───── Supplied material

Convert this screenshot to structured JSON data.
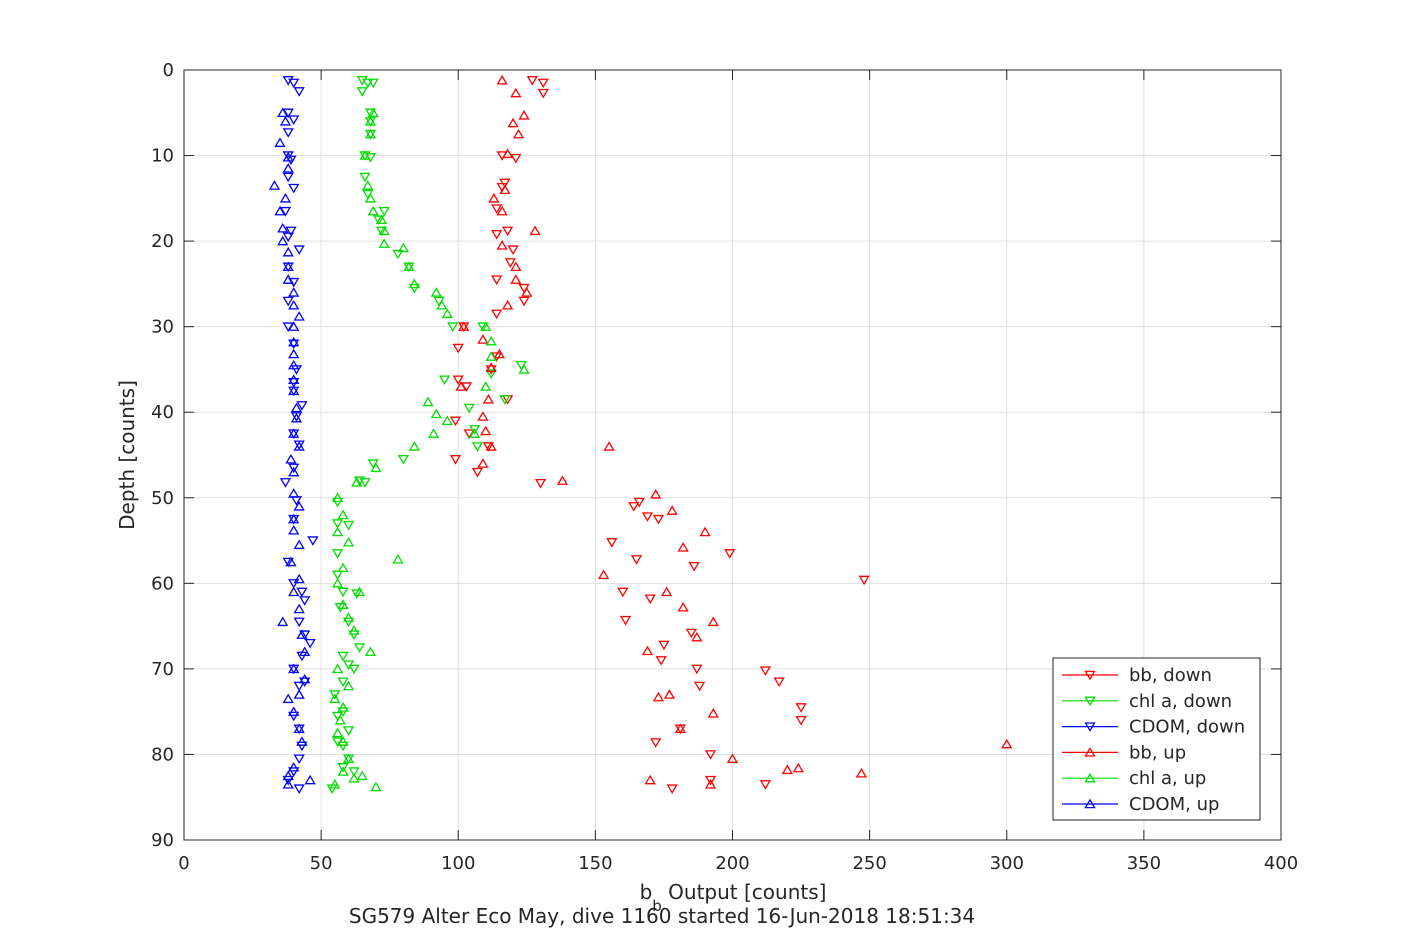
{
  "chart_data": {
    "type": "scatter",
    "title": "SG579 Alter Eco May, dive 1160 started 16-Jun-2018 18:51:34",
    "xlabel": {
      "main": "b",
      "subscript": "b",
      "suffix": " Output [counts]"
    },
    "ylabel": "Depth [counts]",
    "xlim": [
      0,
      400
    ],
    "ylim": [
      0,
      90
    ],
    "y_reversed": true,
    "xticks": [
      0,
      50,
      100,
      150,
      200,
      250,
      300,
      350,
      400
    ],
    "yticks": [
      0,
      10,
      20,
      30,
      40,
      50,
      60,
      70,
      80,
      90
    ],
    "grid": true,
    "legend_position": "bottom-right",
    "series": [
      {
        "name": "bb, down",
        "color": "#ff0000",
        "marker": "triangle-down",
        "points": [
          [
            127,
            1.2
          ],
          [
            131,
            1.5
          ],
          [
            131,
            2.7
          ],
          [
            116,
            10
          ],
          [
            121,
            10.3
          ],
          [
            116,
            13.7
          ],
          [
            117,
            13.2
          ],
          [
            114,
            16.2
          ],
          [
            118,
            18.8
          ],
          [
            114,
            19.2
          ],
          [
            120,
            21.0
          ],
          [
            119,
            22.5
          ],
          [
            114,
            24.5
          ],
          [
            124,
            25.5
          ],
          [
            124,
            27.0
          ],
          [
            114,
            28.5
          ],
          [
            102,
            30
          ],
          [
            100,
            32.5
          ],
          [
            114,
            33.5
          ],
          [
            112,
            35.0
          ],
          [
            100,
            36.2
          ],
          [
            103,
            37.0
          ],
          [
            118,
            38.5
          ],
          [
            99,
            41.0
          ],
          [
            104,
            42.5
          ],
          [
            111,
            44.0
          ],
          [
            99,
            45.5
          ],
          [
            107,
            47.0
          ],
          [
            130,
            48.3
          ],
          [
            166,
            50.5
          ],
          [
            164,
            51.0
          ],
          [
            169,
            52.2
          ],
          [
            173,
            52.5
          ],
          [
            156,
            55.2
          ],
          [
            199,
            56.5
          ],
          [
            165,
            57.2
          ],
          [
            186,
            58.0
          ],
          [
            248,
            59.6
          ],
          [
            160,
            61.0
          ],
          [
            170,
            61.8
          ],
          [
            161,
            64.3
          ],
          [
            185,
            65.8
          ],
          [
            175,
            67.2
          ],
          [
            174,
            69.0
          ],
          [
            187,
            70.0
          ],
          [
            212,
            70.2
          ],
          [
            192,
            80.0
          ],
          [
            192,
            83.0
          ],
          [
            178,
            84.0
          ],
          [
            181,
            77.0
          ],
          [
            212,
            83.5
          ],
          [
            225,
            74.5
          ],
          [
            225,
            76.0
          ],
          [
            172,
            78.6
          ],
          [
            188,
            72.0
          ],
          [
            217,
            71.5
          ]
        ]
      },
      {
        "name": "chl a, down",
        "color": "#00dd00",
        "marker": "triangle-down",
        "points": [
          [
            65,
            1.2
          ],
          [
            67,
            1.5
          ],
          [
            69,
            1.5
          ],
          [
            65,
            2.5
          ],
          [
            68,
            5.0
          ],
          [
            68,
            6.0
          ],
          [
            68,
            7.5
          ],
          [
            66,
            10.0
          ],
          [
            68,
            10.2
          ],
          [
            66,
            12.5
          ],
          [
            67,
            14.5
          ],
          [
            73,
            16.5
          ],
          [
            71,
            17.5
          ],
          [
            72,
            18.8
          ],
          [
            78,
            21.5
          ],
          [
            82,
            23.0
          ],
          [
            84,
            25.5
          ],
          [
            93,
            27.0
          ],
          [
            98,
            30.0
          ],
          [
            109,
            30.0
          ],
          [
            112,
            35.5
          ],
          [
            123,
            34.5
          ],
          [
            95,
            36.2
          ],
          [
            117,
            38.5
          ],
          [
            104,
            39.5
          ],
          [
            106,
            42.0
          ],
          [
            107,
            44.0
          ],
          [
            80,
            45.5
          ],
          [
            69,
            46.0
          ],
          [
            64,
            48.0
          ],
          [
            66,
            48.2
          ],
          [
            56,
            50.5
          ],
          [
            56,
            53.0
          ],
          [
            60,
            53.2
          ],
          [
            56,
            56.5
          ],
          [
            56,
            59.0
          ],
          [
            58,
            61.0
          ],
          [
            63,
            61.2
          ],
          [
            57,
            62.8
          ],
          [
            60,
            64.5
          ],
          [
            62,
            66.0
          ],
          [
            64,
            67.5
          ],
          [
            58,
            68.5
          ],
          [
            60,
            69.5
          ],
          [
            62,
            70.0
          ],
          [
            58,
            71.5
          ],
          [
            55,
            73.0
          ],
          [
            58,
            75.0
          ],
          [
            56,
            75.5
          ],
          [
            60,
            77.2
          ],
          [
            56,
            78.5
          ],
          [
            58,
            79.0
          ],
          [
            60,
            80.5
          ],
          [
            58,
            81.5
          ],
          [
            54,
            84.0
          ],
          [
            62,
            82.0
          ]
        ]
      },
      {
        "name": "CDOM, down",
        "color": "#0000ff",
        "marker": "triangle-down",
        "points": [
          [
            38,
            1.2
          ],
          [
            40,
            1.5
          ],
          [
            42,
            2.5
          ],
          [
            38,
            5.0
          ],
          [
            40,
            5.8
          ],
          [
            38,
            7.3
          ],
          [
            38,
            10.0
          ],
          [
            39,
            10.5
          ],
          [
            38,
            12.5
          ],
          [
            40,
            13.8
          ],
          [
            37,
            16.5
          ],
          [
            39,
            18.8
          ],
          [
            38,
            19.5
          ],
          [
            42,
            21.0
          ],
          [
            38,
            23.0
          ],
          [
            40,
            24.8
          ],
          [
            38,
            27.0
          ],
          [
            38,
            30.0
          ],
          [
            40,
            32.0
          ],
          [
            41,
            35.0
          ],
          [
            40,
            36.5
          ],
          [
            40,
            37.5
          ],
          [
            43,
            39.2
          ],
          [
            41,
            40.5
          ],
          [
            40,
            42.5
          ],
          [
            42,
            43.8
          ],
          [
            40,
            46.5
          ],
          [
            37,
            48.2
          ],
          [
            41,
            50.3
          ],
          [
            40,
            52.5
          ],
          [
            47,
            55.0
          ],
          [
            38,
            57.5
          ],
          [
            40,
            60.0
          ],
          [
            43,
            61.0
          ],
          [
            44,
            62.0
          ],
          [
            42,
            64.5
          ],
          [
            44,
            66.0
          ],
          [
            46,
            67.0
          ],
          [
            43,
            68.5
          ],
          [
            40,
            70.0
          ],
          [
            44,
            71.5
          ],
          [
            42,
            72.0
          ],
          [
            40,
            75.5
          ],
          [
            42,
            77.0
          ],
          [
            43,
            79.0
          ],
          [
            42,
            80.5
          ],
          [
            40,
            82.0
          ],
          [
            38,
            83.0
          ],
          [
            42,
            84.0
          ]
        ]
      },
      {
        "name": "bb, up",
        "color": "#ff0000",
        "marker": "triangle-up",
        "points": [
          [
            116,
            1.2
          ],
          [
            121,
            2.7
          ],
          [
            124,
            5.3
          ],
          [
            120,
            6.2
          ],
          [
            122,
            7.5
          ],
          [
            118,
            9.8
          ],
          [
            117,
            14.0
          ],
          [
            113,
            15.0
          ],
          [
            116,
            16.5
          ],
          [
            128,
            18.8
          ],
          [
            116,
            20.5
          ],
          [
            121,
            23.0
          ],
          [
            121,
            24.5
          ],
          [
            125,
            26.0
          ],
          [
            118,
            27.5
          ],
          [
            102,
            30.0
          ],
          [
            109,
            31.5
          ],
          [
            115,
            33.2
          ],
          [
            112,
            34.8
          ],
          [
            101,
            37.0
          ],
          [
            111,
            38.5
          ],
          [
            109,
            40.5
          ],
          [
            110,
            42.2
          ],
          [
            112,
            44.0
          ],
          [
            109,
            46.0
          ],
          [
            138,
            48.0
          ],
          [
            155,
            44.0
          ],
          [
            172,
            49.6
          ],
          [
            178,
            51.5
          ],
          [
            190,
            54.0
          ],
          [
            182,
            55.8
          ],
          [
            153,
            59.0
          ],
          [
            176,
            61.0
          ],
          [
            182,
            62.8
          ],
          [
            193,
            64.5
          ],
          [
            187,
            66.3
          ],
          [
            169,
            67.9
          ],
          [
            173,
            73.3
          ],
          [
            177,
            73.0
          ],
          [
            193,
            75.2
          ],
          [
            181,
            77.0
          ],
          [
            300,
            78.8
          ],
          [
            200,
            80.5
          ],
          [
            220,
            81.8
          ],
          [
            224,
            81.6
          ],
          [
            247,
            82.2
          ],
          [
            170,
            83.0
          ],
          [
            192,
            83.5
          ]
        ]
      },
      {
        "name": "chl a, up",
        "color": "#00dd00",
        "marker": "triangle-up",
        "points": [
          [
            69,
            5.0
          ],
          [
            68,
            6.0
          ],
          [
            68,
            7.5
          ],
          [
            66,
            10.0
          ],
          [
            67,
            13.5
          ],
          [
            68,
            15.0
          ],
          [
            69,
            16.5
          ],
          [
            72,
            17.5
          ],
          [
            73,
            18.8
          ],
          [
            73,
            20.3
          ],
          [
            80,
            20.8
          ],
          [
            82,
            23.0
          ],
          [
            84,
            25.0
          ],
          [
            92,
            26.0
          ],
          [
            94,
            27.5
          ],
          [
            96,
            28.5
          ],
          [
            110,
            30.0
          ],
          [
            112,
            31.7
          ],
          [
            112,
            33.5
          ],
          [
            124,
            35.0
          ],
          [
            110,
            37.0
          ],
          [
            89,
            38.8
          ],
          [
            92,
            40.2
          ],
          [
            96,
            41.0
          ],
          [
            91,
            42.5
          ],
          [
            106,
            42.5
          ],
          [
            84,
            44.0
          ],
          [
            70,
            46.5
          ],
          [
            63,
            48.2
          ],
          [
            56,
            50.0
          ],
          [
            58,
            52.0
          ],
          [
            56,
            54.0
          ],
          [
            60,
            55.2
          ],
          [
            78,
            57.2
          ],
          [
            58,
            58.2
          ],
          [
            56,
            60.0
          ],
          [
            64,
            61.0
          ],
          [
            58,
            62.5
          ],
          [
            60,
            64.0
          ],
          [
            62,
            65.5
          ],
          [
            68,
            68.0
          ],
          [
            56,
            70.0
          ],
          [
            60,
            72.0
          ],
          [
            55,
            73.5
          ],
          [
            58,
            74.5
          ],
          [
            57,
            76.0
          ],
          [
            56,
            77.5
          ],
          [
            58,
            78.5
          ],
          [
            60,
            80.5
          ],
          [
            58,
            82.0
          ],
          [
            62,
            82.8
          ],
          [
            65,
            82.5
          ],
          [
            55,
            83.5
          ],
          [
            70,
            83.8
          ]
        ]
      },
      {
        "name": "CDOM, up",
        "color": "#0000ff",
        "marker": "triangle-up",
        "points": [
          [
            36,
            5.0
          ],
          [
            37,
            6.0
          ],
          [
            35,
            8.5
          ],
          [
            38,
            10.2
          ],
          [
            38,
            11.5
          ],
          [
            33,
            13.5
          ],
          [
            37,
            15.0
          ],
          [
            35,
            16.5
          ],
          [
            36,
            18.5
          ],
          [
            36,
            20.0
          ],
          [
            38,
            21.3
          ],
          [
            38,
            23.0
          ],
          [
            38,
            24.5
          ],
          [
            40,
            26.0
          ],
          [
            40,
            27.5
          ],
          [
            42,
            28.8
          ],
          [
            40,
            30.0
          ],
          [
            40,
            31.8
          ],
          [
            40,
            33.2
          ],
          [
            40,
            34.5
          ],
          [
            40,
            36.2
          ],
          [
            40,
            37.5
          ],
          [
            41,
            39.5
          ],
          [
            41,
            40.7
          ],
          [
            40,
            42.5
          ],
          [
            42,
            44.0
          ],
          [
            39,
            45.5
          ],
          [
            40,
            47.0
          ],
          [
            40,
            49.5
          ],
          [
            42,
            51.0
          ],
          [
            40,
            52.5
          ],
          [
            40,
            53.8
          ],
          [
            42,
            55.5
          ],
          [
            39,
            57.5
          ],
          [
            42,
            59.5
          ],
          [
            40,
            61.0
          ],
          [
            42,
            63.0
          ],
          [
            36,
            64.5
          ],
          [
            43,
            66.0
          ],
          [
            44,
            68.0
          ],
          [
            40,
            70.0
          ],
          [
            44,
            71.2
          ],
          [
            38,
            73.5
          ],
          [
            42,
            73.0
          ],
          [
            40,
            75.0
          ],
          [
            42,
            77.0
          ],
          [
            43,
            78.5
          ],
          [
            40,
            81.5
          ],
          [
            38,
            82.5
          ],
          [
            46,
            83.0
          ],
          [
            38,
            83.5
          ]
        ]
      }
    ]
  }
}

──────────

[Goal]: Look over the records above and copy each line that includes the string "counts".

[Answer to the task]:
      "suffix": " Output [counts]"
    "ylabel": "Depth [counts]",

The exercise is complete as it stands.